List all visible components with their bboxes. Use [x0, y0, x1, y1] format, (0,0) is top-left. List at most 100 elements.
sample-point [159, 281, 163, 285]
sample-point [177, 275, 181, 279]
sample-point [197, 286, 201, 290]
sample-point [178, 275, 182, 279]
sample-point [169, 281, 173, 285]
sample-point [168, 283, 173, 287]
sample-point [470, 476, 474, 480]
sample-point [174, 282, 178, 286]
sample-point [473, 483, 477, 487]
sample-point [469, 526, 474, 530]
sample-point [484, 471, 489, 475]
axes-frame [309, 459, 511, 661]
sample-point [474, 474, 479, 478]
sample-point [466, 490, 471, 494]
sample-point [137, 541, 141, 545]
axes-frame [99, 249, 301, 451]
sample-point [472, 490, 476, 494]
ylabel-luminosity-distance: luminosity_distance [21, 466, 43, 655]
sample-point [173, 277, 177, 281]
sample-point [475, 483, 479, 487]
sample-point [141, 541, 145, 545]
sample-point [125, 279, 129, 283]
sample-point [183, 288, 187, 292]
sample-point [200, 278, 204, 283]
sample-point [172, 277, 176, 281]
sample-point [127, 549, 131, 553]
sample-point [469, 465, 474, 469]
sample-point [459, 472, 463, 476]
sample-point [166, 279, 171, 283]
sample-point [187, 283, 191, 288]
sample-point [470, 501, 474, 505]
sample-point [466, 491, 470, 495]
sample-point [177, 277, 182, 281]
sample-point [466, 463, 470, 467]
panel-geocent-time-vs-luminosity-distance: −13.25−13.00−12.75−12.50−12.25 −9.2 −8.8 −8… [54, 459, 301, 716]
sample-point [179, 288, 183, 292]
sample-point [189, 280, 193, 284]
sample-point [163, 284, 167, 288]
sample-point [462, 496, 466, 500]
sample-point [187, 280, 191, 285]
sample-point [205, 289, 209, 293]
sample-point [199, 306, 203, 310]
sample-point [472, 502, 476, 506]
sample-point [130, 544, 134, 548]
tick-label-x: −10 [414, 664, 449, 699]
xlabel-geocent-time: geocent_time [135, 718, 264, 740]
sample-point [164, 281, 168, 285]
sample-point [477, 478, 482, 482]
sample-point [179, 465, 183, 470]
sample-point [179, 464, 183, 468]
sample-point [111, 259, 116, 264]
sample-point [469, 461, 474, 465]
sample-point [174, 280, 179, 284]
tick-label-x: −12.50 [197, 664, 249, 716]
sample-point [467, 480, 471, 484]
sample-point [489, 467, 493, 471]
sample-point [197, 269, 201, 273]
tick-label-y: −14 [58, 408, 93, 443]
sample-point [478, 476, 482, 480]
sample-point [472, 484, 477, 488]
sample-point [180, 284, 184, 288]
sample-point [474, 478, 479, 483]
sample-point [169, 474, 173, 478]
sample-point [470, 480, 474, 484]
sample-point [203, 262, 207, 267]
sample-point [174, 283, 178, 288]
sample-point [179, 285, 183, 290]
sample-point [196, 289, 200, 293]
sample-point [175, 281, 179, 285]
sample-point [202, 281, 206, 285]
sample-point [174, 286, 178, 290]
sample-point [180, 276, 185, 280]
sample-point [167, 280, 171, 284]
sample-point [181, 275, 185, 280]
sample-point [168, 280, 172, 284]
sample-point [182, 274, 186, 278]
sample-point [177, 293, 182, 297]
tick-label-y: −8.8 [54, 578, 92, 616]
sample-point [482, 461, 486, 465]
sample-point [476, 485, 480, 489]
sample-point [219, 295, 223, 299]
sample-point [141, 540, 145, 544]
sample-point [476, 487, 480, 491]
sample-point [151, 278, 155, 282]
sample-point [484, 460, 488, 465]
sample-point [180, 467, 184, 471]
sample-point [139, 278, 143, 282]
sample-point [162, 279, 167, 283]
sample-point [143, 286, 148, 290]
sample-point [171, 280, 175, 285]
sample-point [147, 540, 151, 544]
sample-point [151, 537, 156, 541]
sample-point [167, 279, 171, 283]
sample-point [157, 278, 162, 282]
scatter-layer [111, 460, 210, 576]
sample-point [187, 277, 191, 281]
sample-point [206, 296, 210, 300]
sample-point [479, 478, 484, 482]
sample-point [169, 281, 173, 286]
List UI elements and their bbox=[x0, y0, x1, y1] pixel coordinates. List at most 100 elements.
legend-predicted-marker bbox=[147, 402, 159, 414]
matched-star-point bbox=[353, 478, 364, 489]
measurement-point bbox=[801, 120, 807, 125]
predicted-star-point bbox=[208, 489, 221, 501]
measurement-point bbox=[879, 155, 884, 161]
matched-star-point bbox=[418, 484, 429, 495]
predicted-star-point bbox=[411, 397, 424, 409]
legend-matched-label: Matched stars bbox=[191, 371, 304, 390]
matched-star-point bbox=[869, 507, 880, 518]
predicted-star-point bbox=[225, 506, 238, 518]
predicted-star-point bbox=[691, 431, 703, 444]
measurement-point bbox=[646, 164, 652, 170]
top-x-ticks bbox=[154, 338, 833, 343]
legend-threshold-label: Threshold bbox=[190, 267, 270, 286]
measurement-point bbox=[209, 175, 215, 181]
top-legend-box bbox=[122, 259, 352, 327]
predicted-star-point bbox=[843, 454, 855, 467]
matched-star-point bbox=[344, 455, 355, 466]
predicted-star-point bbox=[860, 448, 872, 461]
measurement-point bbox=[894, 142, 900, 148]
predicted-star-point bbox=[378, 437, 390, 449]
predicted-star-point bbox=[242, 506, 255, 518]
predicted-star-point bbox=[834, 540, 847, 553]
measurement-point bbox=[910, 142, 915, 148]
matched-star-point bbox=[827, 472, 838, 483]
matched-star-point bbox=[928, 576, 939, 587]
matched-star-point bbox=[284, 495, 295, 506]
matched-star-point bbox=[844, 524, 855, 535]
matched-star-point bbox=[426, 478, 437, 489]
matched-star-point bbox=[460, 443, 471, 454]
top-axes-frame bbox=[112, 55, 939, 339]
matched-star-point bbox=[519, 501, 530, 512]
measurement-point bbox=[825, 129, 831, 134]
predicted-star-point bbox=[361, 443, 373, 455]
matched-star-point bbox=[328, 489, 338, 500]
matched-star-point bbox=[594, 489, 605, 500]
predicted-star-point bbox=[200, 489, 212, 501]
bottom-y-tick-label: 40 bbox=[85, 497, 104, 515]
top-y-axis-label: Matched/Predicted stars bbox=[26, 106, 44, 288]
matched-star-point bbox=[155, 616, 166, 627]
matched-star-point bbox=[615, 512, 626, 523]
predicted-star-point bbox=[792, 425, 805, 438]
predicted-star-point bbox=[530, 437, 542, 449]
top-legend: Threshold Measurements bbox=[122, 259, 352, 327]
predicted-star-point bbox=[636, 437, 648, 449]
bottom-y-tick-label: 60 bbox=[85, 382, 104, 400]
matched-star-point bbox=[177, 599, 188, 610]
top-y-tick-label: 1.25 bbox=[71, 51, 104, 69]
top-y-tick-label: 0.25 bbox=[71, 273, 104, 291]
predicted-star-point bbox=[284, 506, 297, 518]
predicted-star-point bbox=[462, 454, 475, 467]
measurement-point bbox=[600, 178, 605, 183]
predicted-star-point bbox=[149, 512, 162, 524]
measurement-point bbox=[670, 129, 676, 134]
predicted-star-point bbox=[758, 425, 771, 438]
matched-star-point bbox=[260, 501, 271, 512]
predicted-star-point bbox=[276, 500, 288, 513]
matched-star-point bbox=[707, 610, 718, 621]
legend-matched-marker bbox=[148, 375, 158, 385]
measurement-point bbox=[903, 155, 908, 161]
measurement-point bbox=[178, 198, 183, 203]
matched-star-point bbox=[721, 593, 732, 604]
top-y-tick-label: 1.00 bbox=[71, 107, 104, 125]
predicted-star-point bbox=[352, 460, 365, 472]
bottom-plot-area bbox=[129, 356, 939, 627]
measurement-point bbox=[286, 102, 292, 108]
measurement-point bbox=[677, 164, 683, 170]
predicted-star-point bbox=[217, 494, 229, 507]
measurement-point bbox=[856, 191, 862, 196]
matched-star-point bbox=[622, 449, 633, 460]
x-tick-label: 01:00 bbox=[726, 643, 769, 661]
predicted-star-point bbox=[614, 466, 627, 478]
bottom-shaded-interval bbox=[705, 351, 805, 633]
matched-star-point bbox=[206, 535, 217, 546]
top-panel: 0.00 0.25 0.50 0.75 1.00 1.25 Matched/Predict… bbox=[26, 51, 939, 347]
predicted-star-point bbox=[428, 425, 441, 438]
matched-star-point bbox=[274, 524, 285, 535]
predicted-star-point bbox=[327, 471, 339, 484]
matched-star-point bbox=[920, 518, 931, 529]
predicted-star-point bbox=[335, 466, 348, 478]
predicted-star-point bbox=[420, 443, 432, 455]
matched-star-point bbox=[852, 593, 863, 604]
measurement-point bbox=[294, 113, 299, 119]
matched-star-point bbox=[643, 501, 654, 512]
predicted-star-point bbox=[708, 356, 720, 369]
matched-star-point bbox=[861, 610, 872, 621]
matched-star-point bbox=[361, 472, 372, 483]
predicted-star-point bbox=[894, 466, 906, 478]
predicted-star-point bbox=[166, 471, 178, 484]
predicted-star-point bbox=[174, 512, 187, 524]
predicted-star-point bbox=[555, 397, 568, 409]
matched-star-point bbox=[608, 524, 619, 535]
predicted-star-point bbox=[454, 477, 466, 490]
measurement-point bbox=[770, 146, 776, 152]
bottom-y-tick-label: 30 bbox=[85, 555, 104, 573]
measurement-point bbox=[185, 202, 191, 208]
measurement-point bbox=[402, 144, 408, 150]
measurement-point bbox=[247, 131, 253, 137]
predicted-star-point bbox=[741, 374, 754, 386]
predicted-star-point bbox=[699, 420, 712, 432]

════════════════

Problem requirements » Which lines in the records contain the word "List"? Sift through the records and copy out each such line in full.

Solution to this problem »
List all visible components with their bboxes. Use [x0, y0, x1, y1] format, (0,0) is top-left. List at most 100 elements.
List UI elements and their bbox=[x0, y0, x1, y1] pixel coordinates. List at most 100 elements.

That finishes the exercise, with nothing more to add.